- JOB
Filter for the word "that" and keep each matching line.

- EXCERPTED DATA
────────────────
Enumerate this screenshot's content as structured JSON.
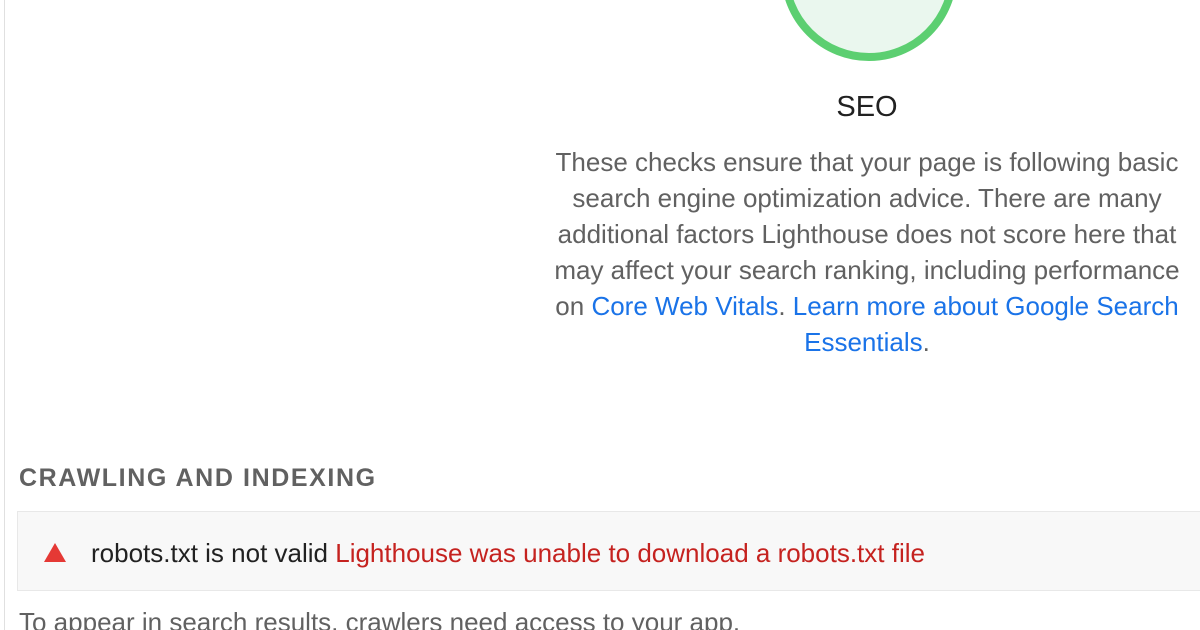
{
  "category": {
    "title": "SEO",
    "score_color": "#5ccf71",
    "description_lines": [
      "These checks ensure that your page is following basic",
      "search engine optimization advice. There are many",
      "additional factors Lighthouse does not score here that",
      "may affect your search ranking, including performance"
    ],
    "line5_prefix": "on ",
    "link_core_web_vitals": "Core Web Vitals",
    "line5_sep": ". ",
    "link_learn_more": "Learn more about Google Search",
    "link_learn_more_cont": "Essentials",
    "line6_suffix": "."
  },
  "group": {
    "title": "CRAWLING AND INDEXING"
  },
  "audit": {
    "status_icon": "fail-triangle-icon",
    "status_color": "#e53935",
    "title": "robots.txt is not valid",
    "display_value": "Lighthouse was unable to download a robots.txt file",
    "display_color": "#c5221f"
  },
  "group_description": "To appear in search results, crawlers need access to your app."
}
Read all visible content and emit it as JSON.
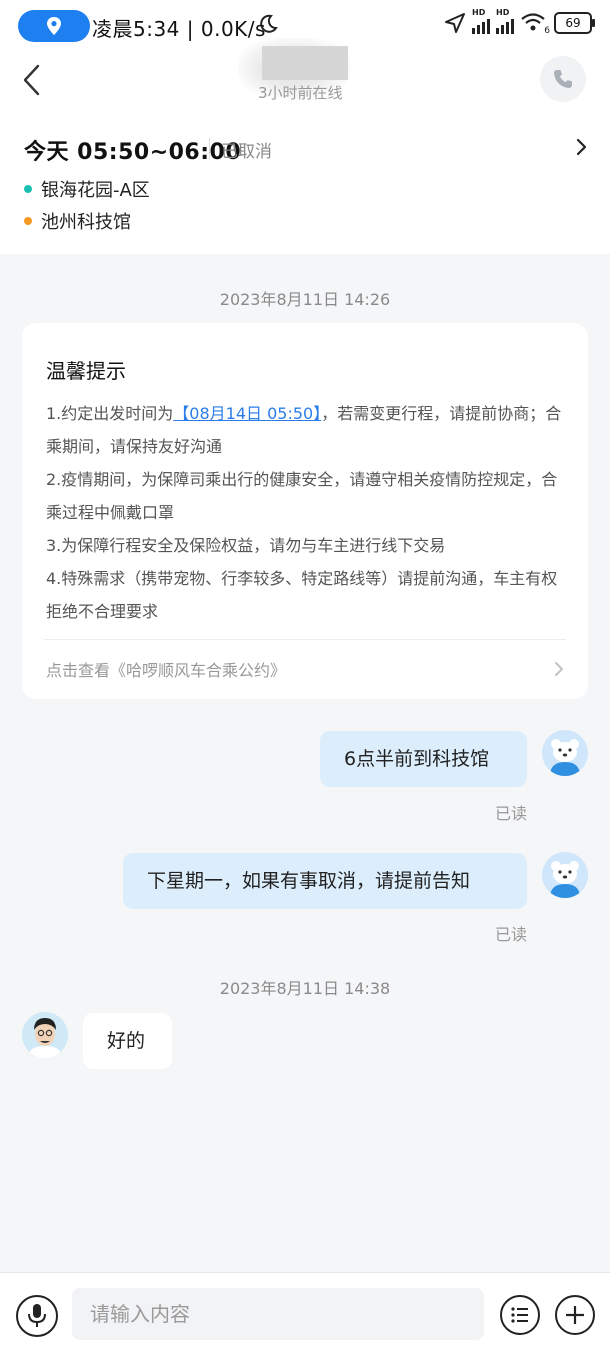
────────────────
- TASK RESULT
      "These checks ensure that your page is following basic",
      "additional factors Lighthouse does not score here that",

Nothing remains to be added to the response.